▸ **Problem**:
Can all of these lines be returned exactly?

── Supplied data ──

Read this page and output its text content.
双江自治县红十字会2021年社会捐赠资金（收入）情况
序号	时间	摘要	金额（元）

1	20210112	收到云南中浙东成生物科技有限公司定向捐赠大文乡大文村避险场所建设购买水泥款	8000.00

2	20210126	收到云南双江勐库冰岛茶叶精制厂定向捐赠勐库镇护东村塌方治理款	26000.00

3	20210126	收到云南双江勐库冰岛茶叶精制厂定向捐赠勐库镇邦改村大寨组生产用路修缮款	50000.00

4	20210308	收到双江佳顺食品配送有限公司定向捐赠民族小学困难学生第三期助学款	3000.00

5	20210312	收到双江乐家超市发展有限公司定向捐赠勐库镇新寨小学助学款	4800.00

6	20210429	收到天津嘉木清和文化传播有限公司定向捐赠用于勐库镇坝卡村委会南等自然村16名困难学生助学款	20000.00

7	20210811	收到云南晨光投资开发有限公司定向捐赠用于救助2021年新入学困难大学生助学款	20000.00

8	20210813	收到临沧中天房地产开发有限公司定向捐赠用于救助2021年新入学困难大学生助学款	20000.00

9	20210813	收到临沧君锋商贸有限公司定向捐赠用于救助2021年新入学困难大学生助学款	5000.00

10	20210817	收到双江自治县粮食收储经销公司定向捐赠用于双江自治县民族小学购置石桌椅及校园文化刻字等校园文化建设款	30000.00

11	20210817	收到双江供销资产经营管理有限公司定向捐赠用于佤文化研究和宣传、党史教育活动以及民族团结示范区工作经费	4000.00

───

▸ **Task result**:
Read this page and output its text content.
双江自治县红十字会2021年社会捐赠资金（收入）情况
序号	时间	摘要	金额（元）

1	20210112	收到云南中浙东成生物科技有限公司定向捐赠大文乡大文村避险场所建设购买水泥款	8000.00

2	20210126	收到云南双江勐库冰岛茶叶精制厂定向捐赠勐库镇护东村塌方治理款	26000.00

3	20210126	收到云南双江勐库冰岛茶叶精制厂定向捐赠勐库镇邦改村大寨组生产用路修缮款	50000.00

4	20210308	收到双江佳顺食品配送有限公司定向捐赠民族小学困难学生第三期助学款	3000.00

5	20210312	收到双江乐家超市发展有限公司定向捐赠勐库镇新寨小学助学款	4800.00

6	20210429	收到天津嘉木清和文化传播有限公司定向捐赠用于勐库镇坝卡村委会南等自然村16名困难学生助学款	20000.00

7	20210811	收到云南晨光投资开发有限公司定向捐赠用于救助2021年新入学困难大学生助学款	20000.00

8	20210813	收到临沧中天房地产开发有限公司定向捐赠用于救助2021年新入学困难大学生助学款	20000.00

9	20210813	收到临沧君锋商贸有限公司定向捐赠用于救助2021年新入学困难大学生助学款	5000.00

10	20210817	收到双江自治县粮食收储经销公司定向捐赠用于双江自治县民族小学购置石桌椅及校园文化刻字等校园文化建设款	30000.00

11	20210817	收到双江供销资产经营管理有限公司定向捐赠用于佤文化研究和宣传、党史教育活动以及民族团结示范区工作经费	4000.00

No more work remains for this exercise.